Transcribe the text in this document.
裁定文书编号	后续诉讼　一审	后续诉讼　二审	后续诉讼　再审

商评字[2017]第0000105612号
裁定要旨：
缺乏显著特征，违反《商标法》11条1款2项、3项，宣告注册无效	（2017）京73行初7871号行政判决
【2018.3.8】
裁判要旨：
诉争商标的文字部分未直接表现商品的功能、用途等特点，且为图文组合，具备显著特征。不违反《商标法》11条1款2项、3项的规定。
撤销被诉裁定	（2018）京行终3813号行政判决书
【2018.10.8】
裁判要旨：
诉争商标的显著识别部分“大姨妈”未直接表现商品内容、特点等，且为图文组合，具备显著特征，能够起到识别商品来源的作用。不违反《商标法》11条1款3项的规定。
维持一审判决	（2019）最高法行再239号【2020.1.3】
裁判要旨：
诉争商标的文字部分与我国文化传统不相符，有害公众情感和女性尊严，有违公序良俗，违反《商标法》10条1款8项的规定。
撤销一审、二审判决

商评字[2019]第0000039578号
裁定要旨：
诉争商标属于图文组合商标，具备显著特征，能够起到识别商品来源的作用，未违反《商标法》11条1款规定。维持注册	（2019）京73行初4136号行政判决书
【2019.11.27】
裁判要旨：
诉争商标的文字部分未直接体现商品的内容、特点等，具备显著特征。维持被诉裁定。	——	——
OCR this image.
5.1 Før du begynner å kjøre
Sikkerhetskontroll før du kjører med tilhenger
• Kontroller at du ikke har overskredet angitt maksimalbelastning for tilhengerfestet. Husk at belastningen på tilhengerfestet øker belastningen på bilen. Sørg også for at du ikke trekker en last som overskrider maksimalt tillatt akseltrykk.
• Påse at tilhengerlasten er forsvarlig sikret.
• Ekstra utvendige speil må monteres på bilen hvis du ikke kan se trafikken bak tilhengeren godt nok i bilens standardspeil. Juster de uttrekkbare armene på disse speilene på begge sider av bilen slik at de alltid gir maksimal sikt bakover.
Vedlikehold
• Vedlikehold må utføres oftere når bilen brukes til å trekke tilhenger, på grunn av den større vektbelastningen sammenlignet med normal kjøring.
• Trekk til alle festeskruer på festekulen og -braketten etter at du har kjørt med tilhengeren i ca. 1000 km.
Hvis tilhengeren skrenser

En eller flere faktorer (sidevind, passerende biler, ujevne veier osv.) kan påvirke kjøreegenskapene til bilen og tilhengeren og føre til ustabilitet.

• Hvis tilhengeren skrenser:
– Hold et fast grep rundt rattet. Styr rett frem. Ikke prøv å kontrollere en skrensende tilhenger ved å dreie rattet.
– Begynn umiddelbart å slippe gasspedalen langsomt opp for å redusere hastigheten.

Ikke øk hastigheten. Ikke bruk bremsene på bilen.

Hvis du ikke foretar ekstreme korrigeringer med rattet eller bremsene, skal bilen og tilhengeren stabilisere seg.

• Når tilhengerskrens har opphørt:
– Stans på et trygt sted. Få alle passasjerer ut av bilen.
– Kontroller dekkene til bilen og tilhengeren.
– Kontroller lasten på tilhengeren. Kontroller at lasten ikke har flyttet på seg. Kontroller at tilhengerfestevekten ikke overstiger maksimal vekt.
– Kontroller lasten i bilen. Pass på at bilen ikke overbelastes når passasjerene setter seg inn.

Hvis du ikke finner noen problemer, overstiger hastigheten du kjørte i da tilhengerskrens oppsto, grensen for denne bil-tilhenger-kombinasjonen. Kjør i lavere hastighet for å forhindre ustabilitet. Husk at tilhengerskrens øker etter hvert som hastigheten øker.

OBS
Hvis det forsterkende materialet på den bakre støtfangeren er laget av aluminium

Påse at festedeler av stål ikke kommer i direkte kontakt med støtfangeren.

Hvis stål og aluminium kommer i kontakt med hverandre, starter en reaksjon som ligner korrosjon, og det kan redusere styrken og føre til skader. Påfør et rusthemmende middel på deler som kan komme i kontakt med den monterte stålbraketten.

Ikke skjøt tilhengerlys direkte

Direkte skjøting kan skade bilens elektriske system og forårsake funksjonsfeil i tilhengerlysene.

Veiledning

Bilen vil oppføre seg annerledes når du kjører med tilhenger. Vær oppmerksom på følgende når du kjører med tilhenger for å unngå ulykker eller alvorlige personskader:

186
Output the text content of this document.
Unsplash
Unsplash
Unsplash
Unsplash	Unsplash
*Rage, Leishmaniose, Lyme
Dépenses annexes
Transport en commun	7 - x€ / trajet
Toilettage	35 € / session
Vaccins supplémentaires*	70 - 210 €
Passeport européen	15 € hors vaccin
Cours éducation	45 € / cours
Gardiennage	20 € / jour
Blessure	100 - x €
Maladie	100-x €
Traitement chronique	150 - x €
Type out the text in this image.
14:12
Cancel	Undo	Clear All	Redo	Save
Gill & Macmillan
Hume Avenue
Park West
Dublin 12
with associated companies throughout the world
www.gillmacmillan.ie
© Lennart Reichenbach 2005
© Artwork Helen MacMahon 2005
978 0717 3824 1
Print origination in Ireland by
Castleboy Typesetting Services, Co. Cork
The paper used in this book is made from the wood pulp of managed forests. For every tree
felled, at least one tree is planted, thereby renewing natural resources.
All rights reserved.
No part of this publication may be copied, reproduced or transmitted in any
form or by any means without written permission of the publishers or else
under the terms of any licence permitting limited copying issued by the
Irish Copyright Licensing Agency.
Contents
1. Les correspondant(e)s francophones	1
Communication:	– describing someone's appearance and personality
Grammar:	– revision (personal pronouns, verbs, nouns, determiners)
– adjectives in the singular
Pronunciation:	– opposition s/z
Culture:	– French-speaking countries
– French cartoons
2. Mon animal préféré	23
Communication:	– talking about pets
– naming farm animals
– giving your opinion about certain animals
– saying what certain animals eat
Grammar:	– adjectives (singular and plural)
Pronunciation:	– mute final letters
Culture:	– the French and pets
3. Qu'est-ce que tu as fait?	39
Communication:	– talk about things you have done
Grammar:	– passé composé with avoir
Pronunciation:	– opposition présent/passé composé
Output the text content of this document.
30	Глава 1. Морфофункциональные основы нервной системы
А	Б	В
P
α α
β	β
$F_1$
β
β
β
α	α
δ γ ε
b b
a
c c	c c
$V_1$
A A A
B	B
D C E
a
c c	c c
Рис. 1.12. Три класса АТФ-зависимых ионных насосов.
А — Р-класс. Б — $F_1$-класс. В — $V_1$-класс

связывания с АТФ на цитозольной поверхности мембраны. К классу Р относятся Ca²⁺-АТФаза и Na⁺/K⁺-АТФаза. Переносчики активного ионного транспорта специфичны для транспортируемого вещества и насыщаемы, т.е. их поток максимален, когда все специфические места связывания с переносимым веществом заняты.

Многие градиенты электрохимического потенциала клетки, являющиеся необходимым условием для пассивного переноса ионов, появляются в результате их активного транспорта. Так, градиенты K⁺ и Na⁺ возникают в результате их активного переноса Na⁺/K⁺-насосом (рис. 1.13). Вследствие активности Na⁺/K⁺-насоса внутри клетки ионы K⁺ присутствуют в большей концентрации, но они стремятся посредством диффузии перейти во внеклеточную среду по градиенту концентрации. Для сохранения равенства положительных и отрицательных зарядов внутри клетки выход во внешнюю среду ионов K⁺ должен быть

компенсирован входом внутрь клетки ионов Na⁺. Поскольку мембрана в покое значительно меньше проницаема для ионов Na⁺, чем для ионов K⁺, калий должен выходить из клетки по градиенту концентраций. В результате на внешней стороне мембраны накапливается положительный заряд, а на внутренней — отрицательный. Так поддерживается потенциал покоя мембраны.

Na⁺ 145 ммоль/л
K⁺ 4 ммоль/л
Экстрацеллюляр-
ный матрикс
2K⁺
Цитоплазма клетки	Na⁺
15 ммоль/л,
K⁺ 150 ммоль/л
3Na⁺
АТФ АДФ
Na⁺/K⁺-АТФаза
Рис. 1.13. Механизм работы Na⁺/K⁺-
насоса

**The task:**
Report how many lines in this data include the string "kommer", and nothing else.

**Task solution:**
2